**WORK TO BE COMPLETED:**
Extract all lines from the data beneath that include the word "content".

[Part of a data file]
★ ★ ★ ★ ★ ★ ★

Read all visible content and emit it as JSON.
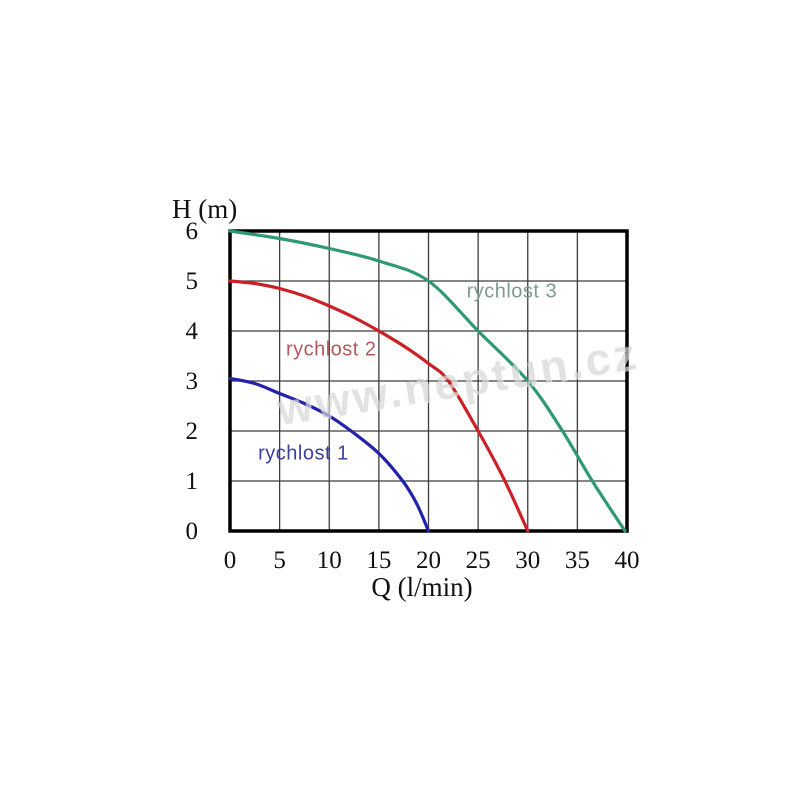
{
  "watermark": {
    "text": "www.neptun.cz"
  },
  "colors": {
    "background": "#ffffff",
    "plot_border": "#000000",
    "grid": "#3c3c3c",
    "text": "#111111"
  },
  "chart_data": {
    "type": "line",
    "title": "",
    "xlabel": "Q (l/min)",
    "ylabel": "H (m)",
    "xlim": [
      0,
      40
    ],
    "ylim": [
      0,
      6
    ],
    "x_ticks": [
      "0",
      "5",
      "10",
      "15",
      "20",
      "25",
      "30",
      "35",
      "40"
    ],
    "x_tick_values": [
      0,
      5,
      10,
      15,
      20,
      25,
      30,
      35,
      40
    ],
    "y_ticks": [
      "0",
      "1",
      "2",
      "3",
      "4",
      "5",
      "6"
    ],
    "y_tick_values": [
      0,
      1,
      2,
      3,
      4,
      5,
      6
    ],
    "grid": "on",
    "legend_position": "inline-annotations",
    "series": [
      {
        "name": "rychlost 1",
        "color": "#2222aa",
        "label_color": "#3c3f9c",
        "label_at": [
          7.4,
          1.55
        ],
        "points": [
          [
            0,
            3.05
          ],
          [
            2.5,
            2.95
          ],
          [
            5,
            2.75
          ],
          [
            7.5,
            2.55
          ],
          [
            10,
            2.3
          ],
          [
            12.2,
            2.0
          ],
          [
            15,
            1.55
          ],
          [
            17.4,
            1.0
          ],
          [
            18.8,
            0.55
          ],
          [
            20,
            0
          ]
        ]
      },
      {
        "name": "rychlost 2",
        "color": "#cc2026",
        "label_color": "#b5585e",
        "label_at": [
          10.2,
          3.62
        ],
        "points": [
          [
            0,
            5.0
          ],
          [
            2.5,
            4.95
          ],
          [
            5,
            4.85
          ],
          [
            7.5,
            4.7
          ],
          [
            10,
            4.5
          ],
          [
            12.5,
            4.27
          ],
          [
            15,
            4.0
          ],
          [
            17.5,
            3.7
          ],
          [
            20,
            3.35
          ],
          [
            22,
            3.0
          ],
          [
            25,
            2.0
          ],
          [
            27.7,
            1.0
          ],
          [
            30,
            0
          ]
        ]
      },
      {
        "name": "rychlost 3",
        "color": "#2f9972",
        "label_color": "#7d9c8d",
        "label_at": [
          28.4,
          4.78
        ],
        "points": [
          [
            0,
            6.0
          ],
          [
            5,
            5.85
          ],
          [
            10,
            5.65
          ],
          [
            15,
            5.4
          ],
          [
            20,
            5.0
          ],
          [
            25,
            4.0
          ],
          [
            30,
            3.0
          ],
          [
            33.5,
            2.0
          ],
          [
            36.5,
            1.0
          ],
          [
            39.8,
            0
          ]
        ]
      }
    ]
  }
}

★ ★ ★ ★ ★ ★ ★

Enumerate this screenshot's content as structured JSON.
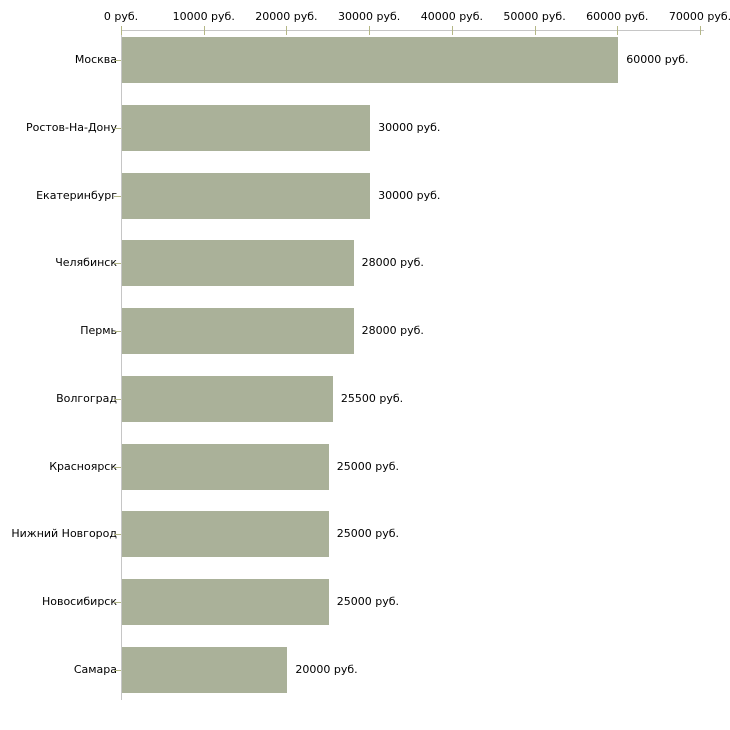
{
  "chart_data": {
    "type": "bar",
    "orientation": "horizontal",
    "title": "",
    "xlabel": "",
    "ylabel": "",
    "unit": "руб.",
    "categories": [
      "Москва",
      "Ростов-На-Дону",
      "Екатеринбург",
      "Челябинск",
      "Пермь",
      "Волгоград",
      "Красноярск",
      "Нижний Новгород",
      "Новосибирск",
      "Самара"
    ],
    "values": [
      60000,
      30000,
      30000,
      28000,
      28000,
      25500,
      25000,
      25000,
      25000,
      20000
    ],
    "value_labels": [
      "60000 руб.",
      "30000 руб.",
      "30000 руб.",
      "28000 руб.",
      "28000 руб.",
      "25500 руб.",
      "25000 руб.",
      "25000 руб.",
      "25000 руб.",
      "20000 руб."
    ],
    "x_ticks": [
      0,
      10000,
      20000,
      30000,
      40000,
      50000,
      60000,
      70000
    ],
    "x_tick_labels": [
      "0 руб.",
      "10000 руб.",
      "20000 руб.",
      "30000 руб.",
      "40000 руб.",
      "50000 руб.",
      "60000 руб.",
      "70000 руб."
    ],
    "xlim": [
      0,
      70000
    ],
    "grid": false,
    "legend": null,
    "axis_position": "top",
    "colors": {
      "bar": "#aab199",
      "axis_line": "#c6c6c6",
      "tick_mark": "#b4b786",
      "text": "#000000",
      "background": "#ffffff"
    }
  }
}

★ ★ ★ ★ ★ ★ ★

**SOLUTION TO THE PROBLEM:**
Read all visible content and emit it as JSON.
Enumerate this screenshot's content as structured JSON.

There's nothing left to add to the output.